• _DIRECTION_
Which lines contain the word "FRED"? Return each of them as written.
┌─ SUPPLIED RECORDS
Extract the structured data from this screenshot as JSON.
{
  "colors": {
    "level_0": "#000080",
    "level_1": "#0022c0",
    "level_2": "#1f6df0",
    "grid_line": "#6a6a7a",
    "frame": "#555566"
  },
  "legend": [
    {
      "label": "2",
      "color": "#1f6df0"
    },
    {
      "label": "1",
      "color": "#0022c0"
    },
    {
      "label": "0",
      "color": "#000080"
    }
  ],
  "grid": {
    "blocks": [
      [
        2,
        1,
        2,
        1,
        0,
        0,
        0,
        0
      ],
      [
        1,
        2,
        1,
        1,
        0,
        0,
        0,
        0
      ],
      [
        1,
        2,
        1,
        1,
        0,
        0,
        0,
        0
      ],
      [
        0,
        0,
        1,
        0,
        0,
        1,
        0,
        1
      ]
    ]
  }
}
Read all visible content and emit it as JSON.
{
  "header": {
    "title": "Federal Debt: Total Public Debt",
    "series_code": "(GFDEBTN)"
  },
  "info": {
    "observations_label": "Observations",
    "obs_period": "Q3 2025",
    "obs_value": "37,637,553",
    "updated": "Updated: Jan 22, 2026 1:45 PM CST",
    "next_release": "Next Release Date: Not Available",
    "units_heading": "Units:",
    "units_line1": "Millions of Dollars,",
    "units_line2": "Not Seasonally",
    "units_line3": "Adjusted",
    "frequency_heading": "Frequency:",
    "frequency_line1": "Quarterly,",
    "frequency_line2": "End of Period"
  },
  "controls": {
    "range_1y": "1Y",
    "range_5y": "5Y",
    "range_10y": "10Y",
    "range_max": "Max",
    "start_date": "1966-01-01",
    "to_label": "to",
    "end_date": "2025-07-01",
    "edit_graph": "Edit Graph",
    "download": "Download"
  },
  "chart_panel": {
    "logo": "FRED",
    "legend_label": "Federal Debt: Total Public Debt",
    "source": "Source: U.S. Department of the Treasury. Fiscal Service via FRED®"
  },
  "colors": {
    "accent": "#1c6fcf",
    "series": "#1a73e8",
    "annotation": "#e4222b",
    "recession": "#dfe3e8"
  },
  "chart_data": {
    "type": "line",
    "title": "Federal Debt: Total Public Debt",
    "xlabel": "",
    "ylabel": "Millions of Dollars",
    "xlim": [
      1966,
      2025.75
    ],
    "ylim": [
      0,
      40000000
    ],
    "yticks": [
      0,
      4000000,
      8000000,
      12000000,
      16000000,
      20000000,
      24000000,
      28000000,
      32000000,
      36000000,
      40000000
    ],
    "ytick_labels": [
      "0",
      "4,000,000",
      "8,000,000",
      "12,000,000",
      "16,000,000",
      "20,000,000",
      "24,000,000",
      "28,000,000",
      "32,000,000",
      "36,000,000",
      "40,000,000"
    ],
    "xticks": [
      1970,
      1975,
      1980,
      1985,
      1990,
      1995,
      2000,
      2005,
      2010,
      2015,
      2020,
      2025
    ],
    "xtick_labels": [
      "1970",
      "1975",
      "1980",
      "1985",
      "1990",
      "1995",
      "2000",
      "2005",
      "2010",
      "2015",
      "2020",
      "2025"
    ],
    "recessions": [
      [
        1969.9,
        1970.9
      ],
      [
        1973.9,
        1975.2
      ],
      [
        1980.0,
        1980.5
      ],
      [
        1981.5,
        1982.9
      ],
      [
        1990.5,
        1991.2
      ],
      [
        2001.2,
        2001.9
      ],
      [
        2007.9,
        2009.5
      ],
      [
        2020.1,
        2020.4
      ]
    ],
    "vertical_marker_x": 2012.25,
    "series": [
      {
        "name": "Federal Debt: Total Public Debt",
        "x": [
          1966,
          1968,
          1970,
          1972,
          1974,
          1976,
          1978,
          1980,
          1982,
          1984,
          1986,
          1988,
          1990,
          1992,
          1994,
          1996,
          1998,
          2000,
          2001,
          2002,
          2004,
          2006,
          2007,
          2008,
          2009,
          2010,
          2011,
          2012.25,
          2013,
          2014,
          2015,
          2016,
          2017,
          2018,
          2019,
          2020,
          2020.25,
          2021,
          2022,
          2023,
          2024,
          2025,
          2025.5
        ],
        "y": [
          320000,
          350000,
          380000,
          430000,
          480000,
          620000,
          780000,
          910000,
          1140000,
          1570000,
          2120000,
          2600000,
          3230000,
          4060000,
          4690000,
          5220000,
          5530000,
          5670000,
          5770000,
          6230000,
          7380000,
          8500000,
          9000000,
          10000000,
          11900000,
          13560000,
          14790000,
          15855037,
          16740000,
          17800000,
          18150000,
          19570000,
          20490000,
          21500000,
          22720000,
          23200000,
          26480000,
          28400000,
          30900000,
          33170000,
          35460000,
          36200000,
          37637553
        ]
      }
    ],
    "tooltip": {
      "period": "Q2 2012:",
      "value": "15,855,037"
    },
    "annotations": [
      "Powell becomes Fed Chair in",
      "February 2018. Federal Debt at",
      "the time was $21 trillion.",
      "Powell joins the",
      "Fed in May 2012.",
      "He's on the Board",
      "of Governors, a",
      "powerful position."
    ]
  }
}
└─
• _WORKED SOLUTION_
    "logo": "FRED",
    "source": "Source: U.S. Department of the Treasury. Fiscal Service via FRED®"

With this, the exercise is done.